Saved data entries
========================

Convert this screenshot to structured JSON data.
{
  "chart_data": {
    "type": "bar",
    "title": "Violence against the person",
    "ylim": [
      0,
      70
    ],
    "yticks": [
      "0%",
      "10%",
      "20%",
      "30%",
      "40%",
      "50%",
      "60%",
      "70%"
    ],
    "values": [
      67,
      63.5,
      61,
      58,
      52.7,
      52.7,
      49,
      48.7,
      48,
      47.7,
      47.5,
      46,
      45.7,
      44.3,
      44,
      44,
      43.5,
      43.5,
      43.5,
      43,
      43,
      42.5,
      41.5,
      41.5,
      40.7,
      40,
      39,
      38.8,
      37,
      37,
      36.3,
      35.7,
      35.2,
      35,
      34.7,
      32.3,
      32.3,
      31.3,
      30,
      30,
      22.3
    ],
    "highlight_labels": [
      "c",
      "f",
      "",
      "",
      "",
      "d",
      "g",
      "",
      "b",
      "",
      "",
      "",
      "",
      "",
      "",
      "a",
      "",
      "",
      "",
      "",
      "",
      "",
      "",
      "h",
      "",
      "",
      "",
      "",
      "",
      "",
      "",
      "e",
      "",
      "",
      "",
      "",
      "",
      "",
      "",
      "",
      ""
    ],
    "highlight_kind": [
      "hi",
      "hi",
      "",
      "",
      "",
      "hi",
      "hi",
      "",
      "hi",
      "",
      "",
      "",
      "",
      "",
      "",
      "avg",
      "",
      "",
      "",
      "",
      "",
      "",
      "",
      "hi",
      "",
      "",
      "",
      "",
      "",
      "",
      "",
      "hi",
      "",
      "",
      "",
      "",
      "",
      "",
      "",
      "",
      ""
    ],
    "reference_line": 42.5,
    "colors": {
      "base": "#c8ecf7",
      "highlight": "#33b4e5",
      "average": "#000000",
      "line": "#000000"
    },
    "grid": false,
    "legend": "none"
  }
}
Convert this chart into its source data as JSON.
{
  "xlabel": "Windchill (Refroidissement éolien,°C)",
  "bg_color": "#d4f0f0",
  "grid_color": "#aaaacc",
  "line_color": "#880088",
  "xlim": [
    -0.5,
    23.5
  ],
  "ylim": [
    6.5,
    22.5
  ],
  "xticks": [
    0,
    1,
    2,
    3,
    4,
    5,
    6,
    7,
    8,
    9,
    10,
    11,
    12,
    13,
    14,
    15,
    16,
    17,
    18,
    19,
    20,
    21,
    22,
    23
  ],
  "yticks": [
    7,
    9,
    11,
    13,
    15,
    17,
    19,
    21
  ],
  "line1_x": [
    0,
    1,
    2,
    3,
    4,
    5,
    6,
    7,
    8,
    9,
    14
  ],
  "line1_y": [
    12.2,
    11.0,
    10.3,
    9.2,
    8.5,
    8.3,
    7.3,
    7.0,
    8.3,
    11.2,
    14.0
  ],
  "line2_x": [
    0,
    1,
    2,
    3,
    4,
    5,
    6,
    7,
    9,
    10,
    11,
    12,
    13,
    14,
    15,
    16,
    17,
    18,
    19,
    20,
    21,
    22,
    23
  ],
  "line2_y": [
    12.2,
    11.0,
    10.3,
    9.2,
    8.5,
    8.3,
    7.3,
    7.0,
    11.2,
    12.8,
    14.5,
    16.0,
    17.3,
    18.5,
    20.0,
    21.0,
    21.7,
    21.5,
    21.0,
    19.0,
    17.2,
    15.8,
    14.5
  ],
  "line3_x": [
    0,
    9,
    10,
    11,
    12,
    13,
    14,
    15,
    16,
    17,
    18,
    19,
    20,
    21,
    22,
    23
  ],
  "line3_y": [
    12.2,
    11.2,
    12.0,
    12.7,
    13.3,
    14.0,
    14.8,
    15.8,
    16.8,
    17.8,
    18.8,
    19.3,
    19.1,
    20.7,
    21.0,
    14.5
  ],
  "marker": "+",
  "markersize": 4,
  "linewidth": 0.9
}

========================

Repeat each of the entries above precisely as given.

Correct output:
Convert this screenshot to structured JSON data.
{
  "chart_data": {
    "type": "bar",
    "title": "Violence against the person",
    "ylim": [
      0,
      70
    ],
    "yticks": [
      "0%",
      "10%",
      "20%",
      "30%",
      "40%",
      "50%",
      "60%",
      "70%"
    ],
    "values": [
      67,
      63.5,
      61,
      58,
      52.7,
      52.7,
      49,
      48.7,
      48,
      47.7,
      47.5,
      46,
      45.7,
      44.3,
      44,
      44,
      43.5,
      43.5,
      43.5,
      43,
      43,
      42.5,
      41.5,
      41.5,
      40.7,
      40,
      39,
      38.8,
      37,
      37,
      36.3,
      35.7,
      35.2,
      35,
      34.7,
      32.3,
      32.3,
      31.3,
      30,
      30,
      22.3
    ],
    "highlight_labels": [
      "c",
      "f",
      "",
      "",
      "",
      "d",
      "g",
      "",
      "b",
      "",
      "",
      "",
      "",
      "",
      "",
      "a",
      "",
      "",
      "",
      "",
      "",
      "",
      "",
      "h",
      "",
      "",
      "",
      "",
      "",
      "",
      "",
      "e",
      "",
      "",
      "",
      "",
      "",
      "",
      "",
      "",
      ""
    ],
    "highlight_kind": [
      "hi",
      "hi",
      "",
      "",
      "",
      "hi",
      "hi",
      "",
      "hi",
      "",
      "",
      "",
      "",
      "",
      "",
      "avg",
      "",
      "",
      "",
      "",
      "",
      "",
      "",
      "hi",
      "",
      "",
      "",
      "",
      "",
      "",
      "",
      "hi",
      "",
      "",
      "",
      "",
      "",
      "",
      "",
      "",
      ""
    ],
    "reference_line": 42.5,
    "colors": {
      "base": "#c8ecf7",
      "highlight": "#33b4e5",
      "average": "#000000",
      "line": "#000000"
    },
    "grid": false,
    "legend": "none"
  }
}
Convert this chart into its source data as JSON.
{
  "xlabel": "Windchill (Refroidissement éolien,°C)",
  "bg_color": "#d4f0f0",
  "grid_color": "#aaaacc",
  "line_color": "#880088",
  "xlim": [
    -0.5,
    23.5
  ],
  "ylim": [
    6.5,
    22.5
  ],
  "xticks": [
    0,
    1,
    2,
    3,
    4,
    5,
    6,
    7,
    8,
    9,
    10,
    11,
    12,
    13,
    14,
    15,
    16,
    17,
    18,
    19,
    20,
    21,
    22,
    23
  ],
  "yticks": [
    7,
    9,
    11,
    13,
    15,
    17,
    19,
    21
  ],
  "line1_x": [
    0,
    1,
    2,
    3,
    4,
    5,
    6,
    7,
    8,
    9,
    14
  ],
  "line1_y": [
    12.2,
    11.0,
    10.3,
    9.2,
    8.5,
    8.3,
    7.3,
    7.0,
    8.3,
    11.2,
    14.0
  ],
  "line2_x": [
    0,
    1,
    2,
    3,
    4,
    5,
    6,
    7,
    9,
    10,
    11,
    12,
    13,
    14,
    15,
    16,
    17,
    18,
    19,
    20,
    21,
    22,
    23
  ],
  "line2_y": [
    12.2,
    11.0,
    10.3,
    9.2,
    8.5,
    8.3,
    7.3,
    7.0,
    11.2,
    12.8,
    14.5,
    16.0,
    17.3,
    18.5,
    20.0,
    21.0,
    21.7,
    21.5,
    21.0,
    19.0,
    17.2,
    15.8,
    14.5
  ],
  "line3_x": [
    0,
    9,
    10,
    11,
    12,
    13,
    14,
    15,
    16,
    17,
    18,
    19,
    20,
    21,
    22,
    23
  ],
  "line3_y": [
    12.2,
    11.2,
    12.0,
    12.7,
    13.3,
    14.0,
    14.8,
    15.8,
    16.8,
    17.8,
    18.8,
    19.3,
    19.1,
    20.7,
    21.0,
    14.5
  ],
  "marker": "+",
  "markersize": 4,
  "linewidth": 0.9
}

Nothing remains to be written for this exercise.